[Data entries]
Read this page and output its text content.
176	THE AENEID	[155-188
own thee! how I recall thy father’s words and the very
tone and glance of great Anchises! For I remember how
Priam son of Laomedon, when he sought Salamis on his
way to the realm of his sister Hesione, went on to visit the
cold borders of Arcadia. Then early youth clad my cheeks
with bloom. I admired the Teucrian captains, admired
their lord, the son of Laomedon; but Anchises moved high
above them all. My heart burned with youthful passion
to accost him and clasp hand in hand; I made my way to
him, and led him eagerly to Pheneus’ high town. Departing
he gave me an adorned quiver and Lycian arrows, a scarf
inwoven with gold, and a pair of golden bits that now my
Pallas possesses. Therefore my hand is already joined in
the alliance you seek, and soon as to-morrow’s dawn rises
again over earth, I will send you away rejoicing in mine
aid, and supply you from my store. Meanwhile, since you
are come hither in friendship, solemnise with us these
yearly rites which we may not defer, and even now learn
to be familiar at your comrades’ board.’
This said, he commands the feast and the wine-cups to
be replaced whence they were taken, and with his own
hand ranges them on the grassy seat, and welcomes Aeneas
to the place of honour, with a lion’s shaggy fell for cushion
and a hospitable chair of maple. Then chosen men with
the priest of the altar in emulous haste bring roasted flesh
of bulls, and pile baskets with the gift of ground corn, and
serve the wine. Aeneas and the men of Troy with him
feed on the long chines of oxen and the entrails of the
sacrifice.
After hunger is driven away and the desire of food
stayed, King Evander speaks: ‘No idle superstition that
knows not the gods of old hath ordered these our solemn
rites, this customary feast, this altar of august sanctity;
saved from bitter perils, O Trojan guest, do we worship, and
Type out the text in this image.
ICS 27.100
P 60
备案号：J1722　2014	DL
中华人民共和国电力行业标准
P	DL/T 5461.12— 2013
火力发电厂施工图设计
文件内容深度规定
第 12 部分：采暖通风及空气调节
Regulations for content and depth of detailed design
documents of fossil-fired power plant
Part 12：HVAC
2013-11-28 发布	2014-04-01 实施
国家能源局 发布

Task directions:
Each entry is to be returned in full, character for character.

Final answer:
Read this page and output its text content.
176	THE AENEID	[155-188
own thee! how I recall thy father’s words and the very
tone and glance of great Anchises! For I remember how
Priam son of Laomedon, when he sought Salamis on his
way to the realm of his sister Hesione, went on to visit the
cold borders of Arcadia. Then early youth clad my cheeks
with bloom. I admired the Teucrian captains, admired
their lord, the son of Laomedon; but Anchises moved high
above them all. My heart burned with youthful passion
to accost him and clasp hand in hand; I made my way to
him, and led him eagerly to Pheneus’ high town. Departing
he gave me an adorned quiver and Lycian arrows, a scarf
inwoven with gold, and a pair of golden bits that now my
Pallas possesses. Therefore my hand is already joined in
the alliance you seek, and soon as to-morrow’s dawn rises
again over earth, I will send you away rejoicing in mine
aid, and supply you from my store. Meanwhile, since you
are come hither in friendship, solemnise with us these
yearly rites which we may not defer, and even now learn
to be familiar at your comrades’ board.’
This said, he commands the feast and the wine-cups to
be replaced whence they were taken, and with his own
hand ranges them on the grassy seat, and welcomes Aeneas
to the place of honour, with a lion’s shaggy fell for cushion
and a hospitable chair of maple. Then chosen men with
the priest of the altar in emulous haste bring roasted flesh
of bulls, and pile baskets with the gift of ground corn, and
serve the wine. Aeneas and the men of Troy with him
feed on the long chines of oxen and the entrails of the
sacrifice.
After hunger is driven away and the desire of food
stayed, King Evander speaks: ‘No idle superstition that
knows not the gods of old hath ordered these our solemn
rites, this customary feast, this altar of august sanctity;
saved from bitter perils, O Trojan guest, do we worship, and
Type out the text in this image.
ICS 27.100
P 60
备案号：J1722　2014	DL
中华人民共和国电力行业标准
P	DL/T 5461.12— 2013
火力发电厂施工图设计
文件内容深度规定
第 12 部分：采暖通风及空气调节
Regulations for content and depth of detailed design
documents of fossil-fired power plant
Part 12：HVAC
2013-11-28 发布	2014-04-01 实施
国家能源局 发布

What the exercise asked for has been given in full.